Exercise instructions: Repeat each line word for word.

Input material:
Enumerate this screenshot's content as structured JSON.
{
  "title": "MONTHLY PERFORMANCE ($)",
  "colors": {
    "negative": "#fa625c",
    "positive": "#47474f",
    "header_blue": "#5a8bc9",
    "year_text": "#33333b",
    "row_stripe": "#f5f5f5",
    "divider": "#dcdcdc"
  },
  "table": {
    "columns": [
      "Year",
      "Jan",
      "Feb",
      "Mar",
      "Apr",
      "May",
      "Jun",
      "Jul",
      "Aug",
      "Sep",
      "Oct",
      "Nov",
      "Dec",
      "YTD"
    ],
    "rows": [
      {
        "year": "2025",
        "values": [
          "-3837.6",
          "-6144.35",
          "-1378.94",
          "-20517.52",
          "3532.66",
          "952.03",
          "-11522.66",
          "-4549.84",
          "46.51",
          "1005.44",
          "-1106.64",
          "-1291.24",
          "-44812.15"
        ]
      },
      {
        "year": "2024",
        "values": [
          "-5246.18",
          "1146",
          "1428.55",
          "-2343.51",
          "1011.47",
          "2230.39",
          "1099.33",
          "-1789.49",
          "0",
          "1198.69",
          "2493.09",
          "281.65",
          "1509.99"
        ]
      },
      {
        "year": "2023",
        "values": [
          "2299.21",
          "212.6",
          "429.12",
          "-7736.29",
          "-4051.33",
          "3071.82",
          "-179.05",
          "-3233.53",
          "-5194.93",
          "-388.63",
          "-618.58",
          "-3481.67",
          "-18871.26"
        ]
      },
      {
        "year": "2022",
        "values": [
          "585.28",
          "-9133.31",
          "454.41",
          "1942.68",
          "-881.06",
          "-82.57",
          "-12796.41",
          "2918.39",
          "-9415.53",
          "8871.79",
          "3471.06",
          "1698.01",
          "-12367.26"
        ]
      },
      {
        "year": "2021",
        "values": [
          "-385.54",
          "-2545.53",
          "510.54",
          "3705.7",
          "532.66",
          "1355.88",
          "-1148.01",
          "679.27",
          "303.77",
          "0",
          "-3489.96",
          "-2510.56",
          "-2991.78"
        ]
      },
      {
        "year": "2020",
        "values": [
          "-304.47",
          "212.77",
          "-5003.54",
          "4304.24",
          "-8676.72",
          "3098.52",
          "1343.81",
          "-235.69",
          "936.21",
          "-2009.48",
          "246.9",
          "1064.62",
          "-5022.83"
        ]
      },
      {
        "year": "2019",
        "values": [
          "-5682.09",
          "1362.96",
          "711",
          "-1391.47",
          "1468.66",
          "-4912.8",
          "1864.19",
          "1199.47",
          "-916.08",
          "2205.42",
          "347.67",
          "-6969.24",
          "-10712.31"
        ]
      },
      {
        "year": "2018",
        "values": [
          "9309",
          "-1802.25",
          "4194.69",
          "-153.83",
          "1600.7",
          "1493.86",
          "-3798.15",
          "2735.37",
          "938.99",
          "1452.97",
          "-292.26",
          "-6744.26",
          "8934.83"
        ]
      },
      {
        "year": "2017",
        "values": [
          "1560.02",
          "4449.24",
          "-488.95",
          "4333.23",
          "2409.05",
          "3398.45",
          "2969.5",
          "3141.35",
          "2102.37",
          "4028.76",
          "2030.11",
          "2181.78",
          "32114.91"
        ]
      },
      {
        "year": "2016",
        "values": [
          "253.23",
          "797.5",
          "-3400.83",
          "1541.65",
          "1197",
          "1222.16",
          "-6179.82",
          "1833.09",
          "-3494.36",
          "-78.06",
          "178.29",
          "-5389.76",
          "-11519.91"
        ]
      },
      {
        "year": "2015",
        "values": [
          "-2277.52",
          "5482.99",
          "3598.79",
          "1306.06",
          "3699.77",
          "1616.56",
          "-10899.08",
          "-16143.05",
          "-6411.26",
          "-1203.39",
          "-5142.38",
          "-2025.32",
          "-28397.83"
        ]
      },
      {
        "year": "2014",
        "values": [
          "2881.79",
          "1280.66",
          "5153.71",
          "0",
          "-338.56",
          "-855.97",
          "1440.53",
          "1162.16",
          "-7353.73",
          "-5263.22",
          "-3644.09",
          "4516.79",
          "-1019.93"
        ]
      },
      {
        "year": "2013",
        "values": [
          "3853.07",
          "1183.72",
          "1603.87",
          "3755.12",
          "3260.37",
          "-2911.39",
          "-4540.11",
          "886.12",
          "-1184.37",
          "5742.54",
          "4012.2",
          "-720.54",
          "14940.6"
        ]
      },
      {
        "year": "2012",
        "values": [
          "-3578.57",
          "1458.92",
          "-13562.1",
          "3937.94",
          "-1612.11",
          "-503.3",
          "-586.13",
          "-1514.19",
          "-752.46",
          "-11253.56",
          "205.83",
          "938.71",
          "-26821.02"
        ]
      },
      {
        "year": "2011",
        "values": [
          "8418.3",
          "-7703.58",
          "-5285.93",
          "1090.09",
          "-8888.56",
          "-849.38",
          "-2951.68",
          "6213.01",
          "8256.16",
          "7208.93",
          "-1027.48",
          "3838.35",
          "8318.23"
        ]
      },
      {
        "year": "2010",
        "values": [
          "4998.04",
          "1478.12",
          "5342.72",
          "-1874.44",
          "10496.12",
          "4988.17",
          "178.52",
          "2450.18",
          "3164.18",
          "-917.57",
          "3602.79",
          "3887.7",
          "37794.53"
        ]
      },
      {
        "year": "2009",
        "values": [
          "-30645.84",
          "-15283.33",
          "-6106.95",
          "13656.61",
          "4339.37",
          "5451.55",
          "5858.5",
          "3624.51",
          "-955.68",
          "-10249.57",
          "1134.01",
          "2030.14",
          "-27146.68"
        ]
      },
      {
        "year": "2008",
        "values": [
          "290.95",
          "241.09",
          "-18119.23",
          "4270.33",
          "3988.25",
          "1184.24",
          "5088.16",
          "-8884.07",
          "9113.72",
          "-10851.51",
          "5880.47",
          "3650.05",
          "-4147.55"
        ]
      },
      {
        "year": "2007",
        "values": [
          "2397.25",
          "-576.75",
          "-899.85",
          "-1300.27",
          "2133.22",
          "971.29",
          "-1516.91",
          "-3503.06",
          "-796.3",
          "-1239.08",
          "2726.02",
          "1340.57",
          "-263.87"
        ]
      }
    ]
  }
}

The reply:
Enumerate this screenshot's content as structured JSON.
{
  "title": "MONTHLY PERFORMANCE ($)",
  "colors": {
    "negative": "#fa625c",
    "positive": "#47474f",
    "header_blue": "#5a8bc9",
    "year_text": "#33333b",
    "row_stripe": "#f5f5f5",
    "divider": "#dcdcdc"
  },
  "table": {
    "columns": [
      "Year",
      "Jan",
      "Feb",
      "Mar",
      "Apr",
      "May",
      "Jun",
      "Jul",
      "Aug",
      "Sep",
      "Oct",
      "Nov",
      "Dec",
      "YTD"
    ],
    "rows": [
      {
        "year": "2025",
        "values": [
          "-3837.6",
          "-6144.35",
          "-1378.94",
          "-20517.52",
          "3532.66",
          "952.03",
          "-11522.66",
          "-4549.84",
          "46.51",
          "1005.44",
          "-1106.64",
          "-1291.24",
          "-44812.15"
        ]
      },
      {
        "year": "2024",
        "values": [
          "-5246.18",
          "1146",
          "1428.55",
          "-2343.51",
          "1011.47",
          "2230.39",
          "1099.33",
          "-1789.49",
          "0",
          "1198.69",
          "2493.09",
          "281.65",
          "1509.99"
        ]
      },
      {
        "year": "2023",
        "values": [
          "2299.21",
          "212.6",
          "429.12",
          "-7736.29",
          "-4051.33",
          "3071.82",
          "-179.05",
          "-3233.53",
          "-5194.93",
          "-388.63",
          "-618.58",
          "-3481.67",
          "-18871.26"
        ]
      },
      {
        "year": "2022",
        "values": [
          "585.28",
          "-9133.31",
          "454.41",
          "1942.68",
          "-881.06",
          "-82.57",
          "-12796.41",
          "2918.39",
          "-9415.53",
          "8871.79",
          "3471.06",
          "1698.01",
          "-12367.26"
        ]
      },
      {
        "year": "2021",
        "values": [
          "-385.54",
          "-2545.53",
          "510.54",
          "3705.7",
          "532.66",
          "1355.88",
          "-1148.01",
          "679.27",
          "303.77",
          "0",
          "-3489.96",
          "-2510.56",
          "-2991.78"
        ]
      },
      {
        "year": "2020",
        "values": [
          "-304.47",
          "212.77",
          "-5003.54",
          "4304.24",
          "-8676.72",
          "3098.52",
          "1343.81",
          "-235.69",
          "936.21",
          "-2009.48",
          "246.9",
          "1064.62",
          "-5022.83"
        ]
      },
      {
        "year": "2019",
        "values": [
          "-5682.09",
          "1362.96",
          "711",
          "-1391.47",
          "1468.66",
          "-4912.8",
          "1864.19",
          "1199.47",
          "-916.08",
          "2205.42",
          "347.67",
          "-6969.24",
          "-10712.31"
        ]
      },
      {
        "year": "2018",
        "values": [
          "9309",
          "-1802.25",
          "4194.69",
          "-153.83",
          "1600.7",
          "1493.86",
          "-3798.15",
          "2735.37",
          "938.99",
          "1452.97",
          "-292.26",
          "-6744.26",
          "8934.83"
        ]
      },
      {
        "year": "2017",
        "values": [
          "1560.02",
          "4449.24",
          "-488.95",
          "4333.23",
          "2409.05",
          "3398.45",
          "2969.5",
          "3141.35",
          "2102.37",
          "4028.76",
          "2030.11",
          "2181.78",
          "32114.91"
        ]
      },
      {
        "year": "2016",
        "values": [
          "253.23",
          "797.5",
          "-3400.83",
          "1541.65",
          "1197",
          "1222.16",
          "-6179.82",
          "1833.09",
          "-3494.36",
          "-78.06",
          "178.29",
          "-5389.76",
          "-11519.91"
        ]
      },
      {
        "year": "2015",
        "values": [
          "-2277.52",
          "5482.99",
          "3598.79",
          "1306.06",
          "3699.77",
          "1616.56",
          "-10899.08",
          "-16143.05",
          "-6411.26",
          "-1203.39",
          "-5142.38",
          "-2025.32",
          "-28397.83"
        ]
      },
      {
        "year": "2014",
        "values": [
          "2881.79",
          "1280.66",
          "5153.71",
          "0",
          "-338.56",
          "-855.97",
          "1440.53",
          "1162.16",
          "-7353.73",
          "-5263.22",
          "-3644.09",
          "4516.79",
          "-1019.93"
        ]
      },
      {
        "year": "2013",
        "values": [
          "3853.07",
          "1183.72",
          "1603.87",
          "3755.12",
          "3260.37",
          "-2911.39",
          "-4540.11",
          "886.12",
          "-1184.37",
          "5742.54",
          "4012.2",
          "-720.54",
          "14940.6"
        ]
      },
      {
        "year": "2012",
        "values": [
          "-3578.57",
          "1458.92",
          "-13562.1",
          "3937.94",
          "-1612.11",
          "-503.3",
          "-586.13",
          "-1514.19",
          "-752.46",
          "-11253.56",
          "205.83",
          "938.71",
          "-26821.02"
        ]
      },
      {
        "year": "2011",
        "values": [
          "8418.3",
          "-7703.58",
          "-5285.93",
          "1090.09",
          "-8888.56",
          "-849.38",
          "-2951.68",
          "6213.01",
          "8256.16",
          "7208.93",
          "-1027.48",
          "3838.35",
          "8318.23"
        ]
      },
      {
        "year": "2010",
        "values": [
          "4998.04",
          "1478.12",
          "5342.72",
          "-1874.44",
          "10496.12",
          "4988.17",
          "178.52",
          "2450.18",
          "3164.18",
          "-917.57",
          "3602.79",
          "3887.7",
          "37794.53"
        ]
      },
      {
        "year": "2009",
        "values": [
          "-30645.84",
          "-15283.33",
          "-6106.95",
          "13656.61",
          "4339.37",
          "5451.55",
          "5858.5",
          "3624.51",
          "-955.68",
          "-10249.57",
          "1134.01",
          "2030.14",
          "-27146.68"
        ]
      },
      {
        "year": "2008",
        "values": [
          "290.95",
          "241.09",
          "-18119.23",
          "4270.33",
          "3988.25",
          "1184.24",
          "5088.16",
          "-8884.07",
          "9113.72",
          "-10851.51",
          "5880.47",
          "3650.05",
          "-4147.55"
        ]
      },
      {
        "year": "2007",
        "values": [
          "2397.25",
          "-576.75",
          "-899.85",
          "-1300.27",
          "2133.22",
          "971.29",
          "-1516.91",
          "-3503.06",
          "-796.3",
          "-1239.08",
          "2726.02",
          "1340.57",
          "-263.87"
        ]
      }
    ]
  }
}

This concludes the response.